**GIVEN TASK A**
In the Realscreen Summit article, how many production companies did John Ford say he knew of that were about to go bankrupt?

Realscreen Summit 2017 highlighted a tough climate for US producers
Producers at this week’s Realscreen Summit said they’re being squeezed to the point of extinction, and yet there are more outlets commissioning content than ever. Clive Whittingham was in Washington DC.
The main event in Washington DC this week was, obviously, the 2017 Realscreen Summit, taking place just a few blocks away from the support act and sideshow at the White House.
It’s a city riddled with angst at the moment, as a president elected almost entirely by the central states and rural areas of the country, rather than coastal cities like DC, quickly starts making his legislative mark. Travel to the conference venue was delayed on Wednesday by Greenpeace hanging a ‘Resist’ banner on a crane over Donald Trump’s new residence.

John Ford
And there was plenty of television-related hand ringing as well, continuing a theme from Natpe 2017 in Miami, where producers in the US unscripted and reality business said they were teetering on a “cliff edge,” with cable subscriptions, skinny bundles and cord-cutting manifesting themselves in tighter production margins and development costs for prodcos. “Here’s US$20,000 now, give me US$40,000-worth of development,” as one producer put it.
But in Washington, things went a step further on day one as the head of the Nonfiction Producers’ Association (NPA) John Ford, himself a former network executive at Discovery, said he knew of two production companies about to go bankrupt and expected more to follow.
“There’s pressure on margins, pressure on what’s allowed to go into the budget, pressure on development costs,” Ford said. “There are two sides to every story but from the producers’ point of view, it’s extended development, slower decision-making, lower budgets and pressure on production fees. I know a couple of production companies are about to go under.”

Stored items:
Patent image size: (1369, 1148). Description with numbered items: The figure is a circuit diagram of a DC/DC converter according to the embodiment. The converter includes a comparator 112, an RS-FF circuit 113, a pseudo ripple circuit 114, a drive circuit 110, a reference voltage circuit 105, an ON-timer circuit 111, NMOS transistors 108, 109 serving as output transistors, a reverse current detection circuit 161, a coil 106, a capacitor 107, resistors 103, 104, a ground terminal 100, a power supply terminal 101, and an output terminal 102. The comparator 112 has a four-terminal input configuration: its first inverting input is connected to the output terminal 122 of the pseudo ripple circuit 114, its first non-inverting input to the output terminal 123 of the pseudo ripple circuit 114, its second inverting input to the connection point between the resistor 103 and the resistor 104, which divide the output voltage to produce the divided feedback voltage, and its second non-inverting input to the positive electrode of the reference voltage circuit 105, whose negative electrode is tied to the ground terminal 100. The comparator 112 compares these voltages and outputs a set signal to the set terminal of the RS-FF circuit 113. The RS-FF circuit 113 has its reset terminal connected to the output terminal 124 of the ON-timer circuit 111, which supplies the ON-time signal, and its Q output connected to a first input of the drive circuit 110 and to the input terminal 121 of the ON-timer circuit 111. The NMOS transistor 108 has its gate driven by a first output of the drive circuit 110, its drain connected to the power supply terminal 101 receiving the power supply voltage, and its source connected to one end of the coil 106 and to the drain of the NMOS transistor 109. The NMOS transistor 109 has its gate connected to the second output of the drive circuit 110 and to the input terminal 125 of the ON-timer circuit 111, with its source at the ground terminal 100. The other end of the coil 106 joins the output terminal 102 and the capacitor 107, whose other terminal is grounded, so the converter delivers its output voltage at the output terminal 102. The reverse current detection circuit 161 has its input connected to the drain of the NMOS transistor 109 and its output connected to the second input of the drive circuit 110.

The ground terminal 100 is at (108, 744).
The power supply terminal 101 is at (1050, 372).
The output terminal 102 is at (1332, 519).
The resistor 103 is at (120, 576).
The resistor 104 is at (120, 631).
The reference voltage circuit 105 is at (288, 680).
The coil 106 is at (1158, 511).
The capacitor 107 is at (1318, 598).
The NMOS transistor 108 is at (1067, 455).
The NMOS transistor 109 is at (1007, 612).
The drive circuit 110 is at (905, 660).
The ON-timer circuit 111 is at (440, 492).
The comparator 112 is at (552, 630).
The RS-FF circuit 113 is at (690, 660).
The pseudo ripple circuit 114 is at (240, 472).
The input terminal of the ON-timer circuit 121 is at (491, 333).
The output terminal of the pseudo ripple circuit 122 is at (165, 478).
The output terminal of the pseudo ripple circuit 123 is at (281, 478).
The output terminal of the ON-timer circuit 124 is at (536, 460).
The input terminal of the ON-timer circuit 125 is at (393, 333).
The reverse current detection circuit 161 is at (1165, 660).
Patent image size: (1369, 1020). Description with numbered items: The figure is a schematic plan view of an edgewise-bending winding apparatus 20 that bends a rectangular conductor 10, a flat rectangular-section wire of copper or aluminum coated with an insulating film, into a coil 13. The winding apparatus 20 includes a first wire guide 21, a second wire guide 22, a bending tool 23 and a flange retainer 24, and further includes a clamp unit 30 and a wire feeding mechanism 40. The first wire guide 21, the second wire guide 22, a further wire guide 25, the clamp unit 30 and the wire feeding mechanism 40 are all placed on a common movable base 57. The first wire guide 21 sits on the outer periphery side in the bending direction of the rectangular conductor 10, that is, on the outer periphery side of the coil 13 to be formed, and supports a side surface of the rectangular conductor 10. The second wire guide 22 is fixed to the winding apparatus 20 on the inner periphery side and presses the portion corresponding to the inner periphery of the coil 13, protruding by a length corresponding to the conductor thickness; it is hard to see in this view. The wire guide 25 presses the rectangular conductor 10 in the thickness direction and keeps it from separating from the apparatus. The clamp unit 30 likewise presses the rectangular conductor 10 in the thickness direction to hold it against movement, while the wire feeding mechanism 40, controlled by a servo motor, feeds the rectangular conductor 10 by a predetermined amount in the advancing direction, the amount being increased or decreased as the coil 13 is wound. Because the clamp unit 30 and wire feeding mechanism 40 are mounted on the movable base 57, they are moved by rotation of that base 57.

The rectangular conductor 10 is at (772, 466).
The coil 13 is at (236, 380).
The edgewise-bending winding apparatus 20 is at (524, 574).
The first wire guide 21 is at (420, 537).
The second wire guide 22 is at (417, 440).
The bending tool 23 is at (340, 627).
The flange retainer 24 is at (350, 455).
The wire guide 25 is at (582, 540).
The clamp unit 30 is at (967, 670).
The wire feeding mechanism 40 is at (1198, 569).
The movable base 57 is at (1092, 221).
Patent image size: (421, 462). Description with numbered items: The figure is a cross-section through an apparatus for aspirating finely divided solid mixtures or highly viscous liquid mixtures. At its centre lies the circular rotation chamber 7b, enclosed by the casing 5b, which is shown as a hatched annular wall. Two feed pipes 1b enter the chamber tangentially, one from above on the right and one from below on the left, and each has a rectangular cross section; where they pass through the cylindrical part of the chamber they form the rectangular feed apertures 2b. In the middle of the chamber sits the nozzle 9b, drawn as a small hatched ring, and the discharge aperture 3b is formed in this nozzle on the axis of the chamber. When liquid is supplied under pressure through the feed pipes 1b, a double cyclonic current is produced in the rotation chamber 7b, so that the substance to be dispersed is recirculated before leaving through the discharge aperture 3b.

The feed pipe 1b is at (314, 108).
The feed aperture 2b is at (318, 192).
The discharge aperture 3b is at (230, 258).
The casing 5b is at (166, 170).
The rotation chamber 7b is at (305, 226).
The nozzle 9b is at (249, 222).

**GIVEN TASK B**
Copy the records from the line containing "Patent image size: (421, 462)." through the last line of the records, keeping both of those lines.

**FINAL RESULT A**
Two.

**FINAL RESULT B**
Patent image size: (421, 462). Description with numbered items: The figure is a cross-section through an apparatus for aspirating finely divided solid mixtures or highly viscous liquid mixtures. At its centre lies the circular rotation chamber 7b, enclosed by the casing 5b, which is shown as a hatched annular wall. Two feed pipes 1b enter the chamber tangentially, one from above on the right and one from below on the left, and each has a rectangular cross section; where they pass through the cylindrical part of the chamber they form the rectangular feed apertures 2b. In the middle of the chamber sits the nozzle 9b, drawn as a small hatched ring, and the discharge aperture 3b is formed in this nozzle on the axis of the chamber. When liquid is supplied under pressure through the feed pipes 1b, a double cyclonic current is produced in the rotation chamber 7b, so that the substance to be dispersed is recirculated before leaving through the discharge aperture 3b.

The feed pipe 1b is at (314, 108).
The feed aperture 2b is at (318, 192).
The discharge aperture 3b is at (230, 258).
The casing 5b is at (166, 170).
The rotation chamber 7b is at (305, 226).
The nozzle 9b is at (249, 222).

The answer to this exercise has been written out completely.